- TASK DETAILS
Check each line of the listing, and copy it if it contains the word "Projects".

──────── DATA TO PROCESS ────────

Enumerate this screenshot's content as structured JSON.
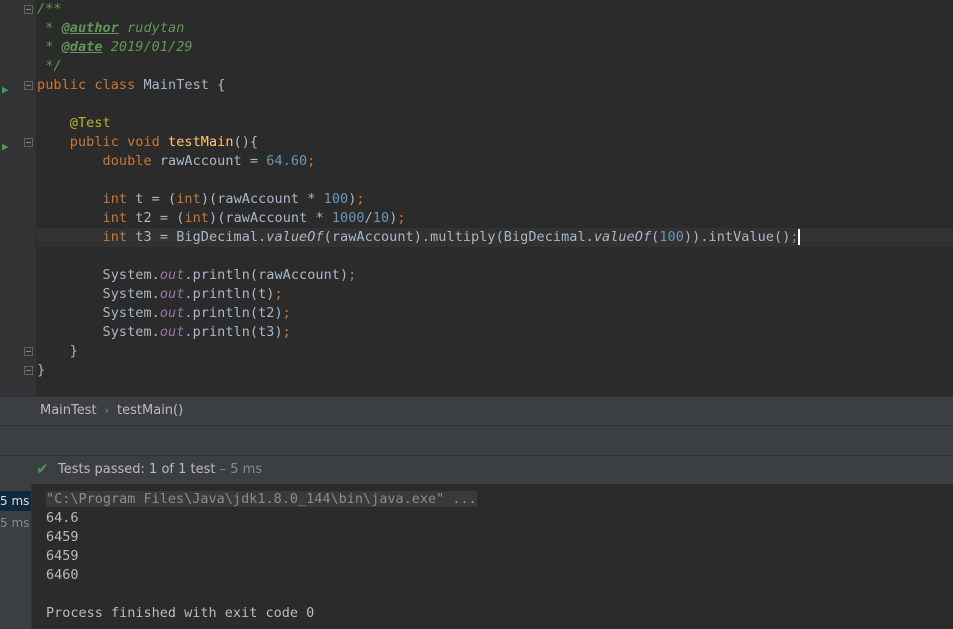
{
  "editor": {
    "lines": [
      {
        "segments": [
          {
            "t": "/**",
            "c": "cmt"
          }
        ]
      },
      {
        "segments": [
          {
            "t": " * ",
            "c": "cmt"
          },
          {
            "t": "@author",
            "c": "tag"
          },
          {
            "t": " rudytan",
            "c": "cmt"
          }
        ]
      },
      {
        "segments": [
          {
            "t": " * ",
            "c": "cmt"
          },
          {
            "t": "@date",
            "c": "tag"
          },
          {
            "t": " 2019/01/29",
            "c": "cmt"
          }
        ]
      },
      {
        "segments": [
          {
            "t": " */",
            "c": "cmt"
          }
        ]
      },
      {
        "segments": [
          {
            "t": "public class ",
            "c": "kw"
          },
          {
            "t": "MainTest {",
            "c": ""
          }
        ]
      },
      {
        "segments": []
      },
      {
        "segments": [
          {
            "t": "    ",
            "c": ""
          },
          {
            "t": "@Test",
            "c": "ann"
          }
        ]
      },
      {
        "segments": [
          {
            "t": "    ",
            "c": ""
          },
          {
            "t": "public void ",
            "c": "kw"
          },
          {
            "t": "testMain",
            "c": "fn"
          },
          {
            "t": "(){",
            "c": ""
          }
        ]
      },
      {
        "segments": [
          {
            "t": "        ",
            "c": ""
          },
          {
            "t": "double ",
            "c": "kw"
          },
          {
            "t": "rawAccount = ",
            "c": ""
          },
          {
            "t": "64.60",
            "c": "num"
          },
          {
            "t": ";",
            "c": "kw"
          }
        ]
      },
      {
        "segments": []
      },
      {
        "segments": [
          {
            "t": "        ",
            "c": ""
          },
          {
            "t": "int ",
            "c": "kw"
          },
          {
            "t": "t = (",
            "c": ""
          },
          {
            "t": "int",
            "c": "kw"
          },
          {
            "t": ")(rawAccount * ",
            "c": ""
          },
          {
            "t": "100",
            "c": "num"
          },
          {
            "t": ")",
            "c": ""
          },
          {
            "t": ";",
            "c": "kw"
          }
        ]
      },
      {
        "segments": [
          {
            "t": "        ",
            "c": ""
          },
          {
            "t": "int ",
            "c": "kw"
          },
          {
            "t": "t2 = (",
            "c": ""
          },
          {
            "t": "int",
            "c": "kw"
          },
          {
            "t": ")(rawAccount * ",
            "c": ""
          },
          {
            "t": "1000",
            "c": "num"
          },
          {
            "t": "/",
            "c": ""
          },
          {
            "t": "10",
            "c": "num"
          },
          {
            "t": ")",
            "c": ""
          },
          {
            "t": ";",
            "c": "kw"
          }
        ]
      },
      {
        "current": true,
        "segments": [
          {
            "t": "        ",
            "c": ""
          },
          {
            "t": "int ",
            "c": "kw"
          },
          {
            "t": "t3 = BigDecimal.",
            "c": ""
          },
          {
            "t": "valueOf",
            "c": "it"
          },
          {
            "t": "(rawAccount).multiply(BigDecimal.",
            "c": ""
          },
          {
            "t": "valueOf",
            "c": "it"
          },
          {
            "t": "(",
            "c": ""
          },
          {
            "t": "100",
            "c": "num"
          },
          {
            "t": ")).intValue()",
            "c": ""
          },
          {
            "t": ";",
            "c": "kw"
          },
          {
            "t": "",
            "c": "caret"
          }
        ]
      },
      {
        "segments": []
      },
      {
        "segments": [
          {
            "t": "        System.",
            "c": ""
          },
          {
            "t": "out",
            "c": "st"
          },
          {
            "t": ".println(rawAccount)",
            "c": ""
          },
          {
            "t": ";",
            "c": "kw"
          }
        ]
      },
      {
        "segments": [
          {
            "t": "        System.",
            "c": ""
          },
          {
            "t": "out",
            "c": "st"
          },
          {
            "t": ".println(t)",
            "c": ""
          },
          {
            "t": ";",
            "c": "kw"
          }
        ]
      },
      {
        "segments": [
          {
            "t": "        System.",
            "c": ""
          },
          {
            "t": "out",
            "c": "st"
          },
          {
            "t": ".println(t2)",
            "c": ""
          },
          {
            "t": ";",
            "c": "kw"
          }
        ]
      },
      {
        "segments": [
          {
            "t": "        System.",
            "c": ""
          },
          {
            "t": "out",
            "c": "st"
          },
          {
            "t": ".println(t3)",
            "c": ""
          },
          {
            "t": ";",
            "c": "kw"
          }
        ]
      },
      {
        "segments": [
          {
            "t": "    }",
            "c": ""
          }
        ]
      },
      {
        "segments": [
          {
            "t": "}",
            "c": ""
          }
        ]
      }
    ]
  },
  "breadcrumb": {
    "class_name": "MainTest",
    "method_name": "testMain()"
  },
  "test_status": {
    "prefix": "Tests passed: ",
    "result": "1",
    "mid": " of 1 test",
    "duration": " – 5 ms"
  },
  "test_tree": {
    "rows": [
      "5 ms",
      "5 ms"
    ]
  },
  "console": {
    "command": "\"C:\\Program Files\\Java\\jdk1.8.0_144\\bin\\java.exe\" ...",
    "outputs": [
      "64.6",
      "6459",
      "6459",
      "6460"
    ],
    "exit_message": "Process finished with exit code 0"
  },
  "icons": {
    "run_gutter": "run-gutter-icon",
    "fold": "fold-marker-icon",
    "check": "check-icon"
  },
  "colors": {
    "background": "#2b2b2b",
    "keyword": "#cc7832",
    "number": "#6897bb",
    "comment": "#629755",
    "annotation": "#bbb529",
    "function": "#ffc66d",
    "static_field": "#9876aa",
    "pass_green": "#499c54"
  }
}
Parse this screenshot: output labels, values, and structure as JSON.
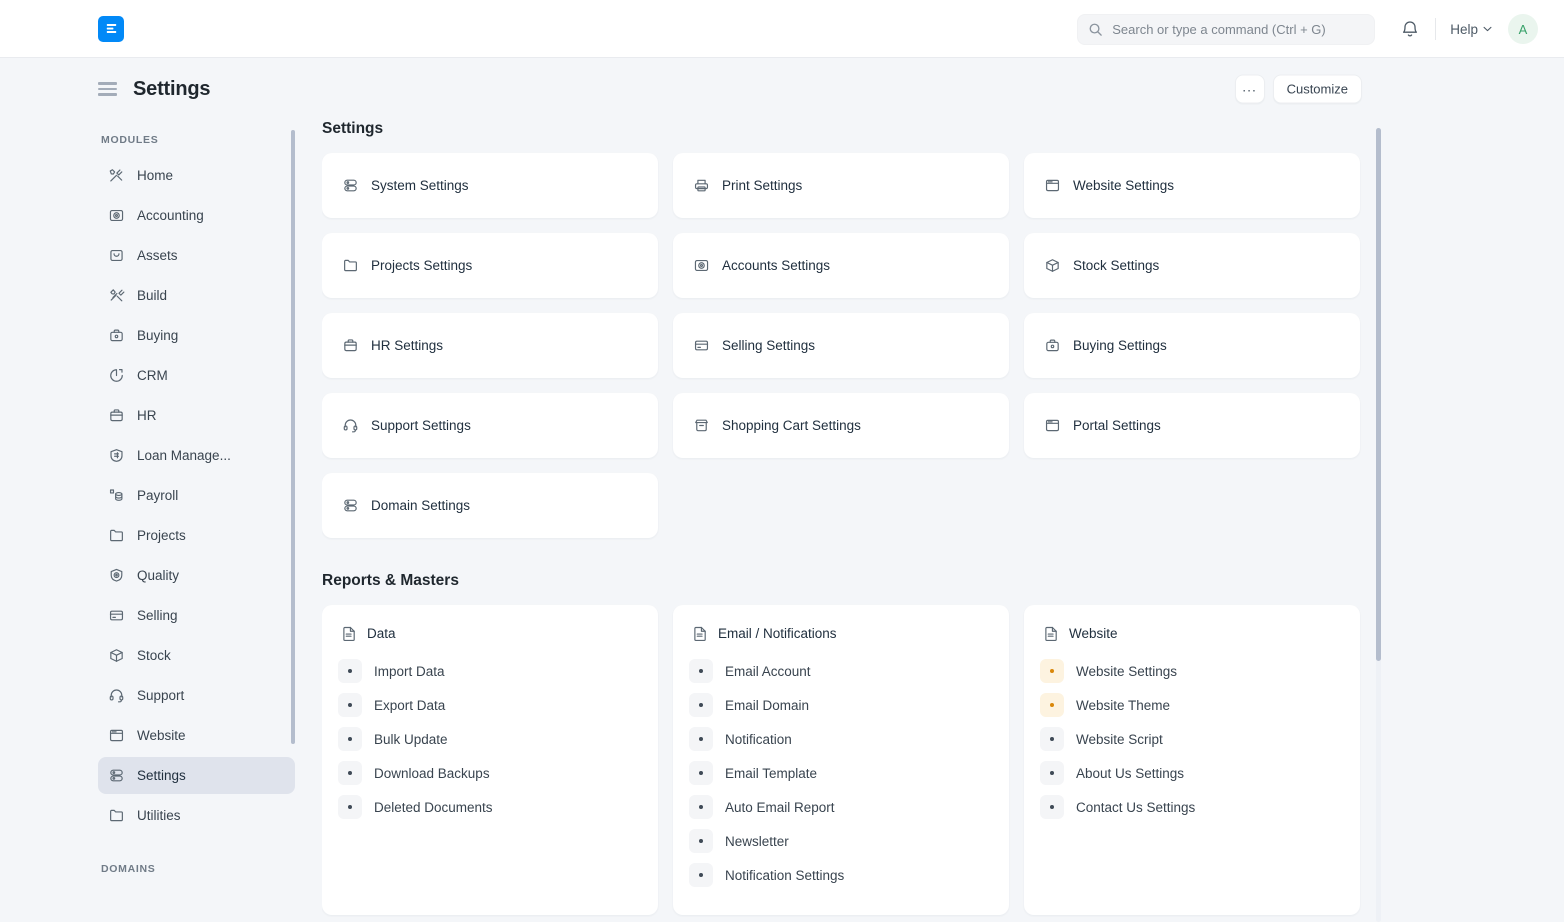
{
  "navbar": {
    "brand_icon": "erpnext-logo-icon",
    "brand_color": "#0289f7",
    "search": {
      "placeholder": "Search or type a command (Ctrl + G)",
      "value": "",
      "icon": "search-icon"
    },
    "notification_icon": "bell-icon",
    "help_label": "Help",
    "help_caret_icon": "chevron-down-icon",
    "avatar_initial": "A",
    "avatar_bg": "#eaf5ee",
    "avatar_color": "#38a169"
  },
  "page": {
    "menu_icon": "hamburger-icon",
    "title": "Settings",
    "more_label": "...",
    "customize_label": "Customize"
  },
  "sidebar": {
    "modules_heading": "MODULES",
    "domains_heading": "DOMAINS",
    "items": [
      {
        "label": "Home",
        "icon": "tools-icon",
        "active": false
      },
      {
        "label": "Accounting",
        "icon": "accounting-icon",
        "active": false
      },
      {
        "label": "Assets",
        "icon": "assets-icon",
        "active": false
      },
      {
        "label": "Build",
        "icon": "build-icon",
        "active": false
      },
      {
        "label": "Buying",
        "icon": "buying-icon",
        "active": false
      },
      {
        "label": "CRM",
        "icon": "crm-pie-icon",
        "active": false
      },
      {
        "label": "HR",
        "icon": "hr-briefcase-icon",
        "active": false
      },
      {
        "label": "Loan Manage...",
        "icon": "loan-icon",
        "active": false
      },
      {
        "label": "Payroll",
        "icon": "payroll-icon",
        "active": false
      },
      {
        "label": "Projects",
        "icon": "folder-icon",
        "active": false
      },
      {
        "label": "Quality",
        "icon": "quality-shield-icon",
        "active": false
      },
      {
        "label": "Selling",
        "icon": "selling-card-icon",
        "active": false
      },
      {
        "label": "Stock",
        "icon": "stock-box-icon",
        "active": false
      },
      {
        "label": "Support",
        "icon": "headset-icon",
        "active": false
      },
      {
        "label": "Website",
        "icon": "window-icon",
        "active": false
      },
      {
        "label": "Settings",
        "icon": "settings-server-icon",
        "active": true
      },
      {
        "label": "Utilities",
        "icon": "folder-icon",
        "active": false
      }
    ]
  },
  "main": {
    "settings_section": {
      "title": "Settings",
      "tiles": [
        {
          "label": "System Settings",
          "icon": "server-icon"
        },
        {
          "label": "Print Settings",
          "icon": "printer-icon"
        },
        {
          "label": "Website Settings",
          "icon": "window-icon"
        },
        {
          "label": "Projects Settings",
          "icon": "folder-icon"
        },
        {
          "label": "Accounts Settings",
          "icon": "accounting-icon"
        },
        {
          "label": "Stock Settings",
          "icon": "stock-box-icon"
        },
        {
          "label": "HR Settings",
          "icon": "hr-briefcase-icon"
        },
        {
          "label": "Selling Settings",
          "icon": "selling-card-icon"
        },
        {
          "label": "Buying Settings",
          "icon": "buying-icon"
        },
        {
          "label": "Support Settings",
          "icon": "headset-icon"
        },
        {
          "label": "Shopping Cart Settings",
          "icon": "shopping-cart-icon"
        },
        {
          "label": "Portal Settings",
          "icon": "window-icon"
        },
        {
          "label": "Domain Settings",
          "icon": "server-icon"
        }
      ]
    },
    "reports_section": {
      "title": "Reports & Masters",
      "cards": [
        {
          "title": "Data",
          "icon": "document-icon",
          "links": [
            {
              "label": "Import Data",
              "highlight": false
            },
            {
              "label": "Export Data",
              "highlight": false
            },
            {
              "label": "Bulk Update",
              "highlight": false
            },
            {
              "label": "Download Backups",
              "highlight": false
            },
            {
              "label": "Deleted Documents",
              "highlight": false
            }
          ]
        },
        {
          "title": "Email / Notifications",
          "icon": "document-icon",
          "links": [
            {
              "label": "Email Account",
              "highlight": false
            },
            {
              "label": "Email Domain",
              "highlight": false
            },
            {
              "label": "Notification",
              "highlight": false
            },
            {
              "label": "Email Template",
              "highlight": false
            },
            {
              "label": "Auto Email Report",
              "highlight": false
            },
            {
              "label": "Newsletter",
              "highlight": false
            },
            {
              "label": "Notification Settings",
              "highlight": false
            }
          ]
        },
        {
          "title": "Website",
          "icon": "document-icon",
          "links": [
            {
              "label": "Website Settings",
              "highlight": true
            },
            {
              "label": "Website Theme",
              "highlight": true
            },
            {
              "label": "Website Script",
              "highlight": false
            },
            {
              "label": "About Us Settings",
              "highlight": false
            },
            {
              "label": "Contact Us Settings",
              "highlight": false
            }
          ]
        }
      ]
    }
  },
  "colors": {
    "page_bg": "#f4f6f9",
    "card_bg": "#ffffff",
    "accent": "#0289f7",
    "active_sidebar": "#dfe3ec",
    "highlight_bullet": "#d9870a",
    "scrollbar": "#b4bdcd"
  }
}
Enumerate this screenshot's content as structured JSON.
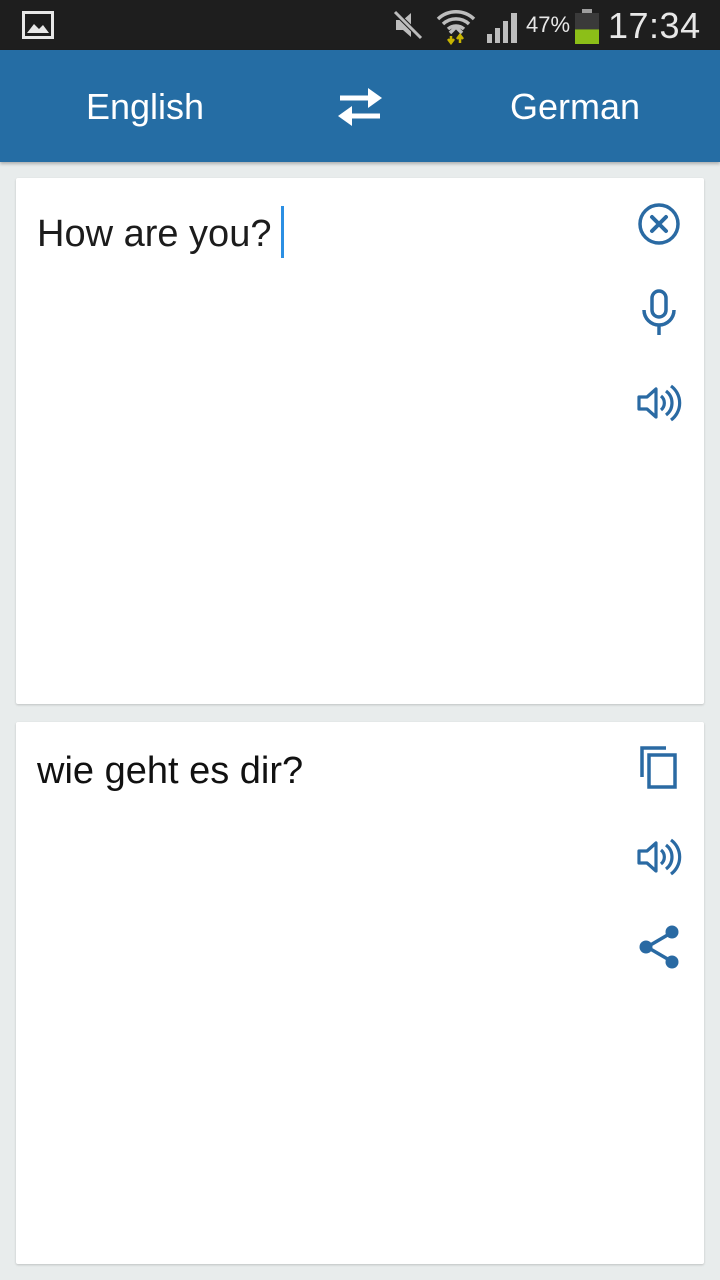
{
  "status_bar": {
    "battery_percent": "47%",
    "time": "17:34",
    "battery_level": 0.47,
    "icons": [
      "gallery-icon",
      "mute-icon",
      "wifi-icon",
      "signal-icon",
      "battery-icon"
    ]
  },
  "toolbar": {
    "source_language": "English",
    "target_language": "German",
    "swap_icon": "swap-arrows-icon"
  },
  "input_card": {
    "text": "How are you?",
    "actions": [
      "clear-icon",
      "microphone-icon",
      "speaker-icon"
    ]
  },
  "output_card": {
    "text": "wie geht es dir?",
    "actions": [
      "copy-icon",
      "speaker-icon",
      "share-icon"
    ]
  },
  "colors": {
    "app_bar": "#256da4",
    "accent_icon": "#2a6aa3",
    "caret": "#2b8fe3",
    "background": "#e8ecec"
  }
}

────────

- TASK RESPONSE
        "label": "Projects",
          "label": "Projects Settings",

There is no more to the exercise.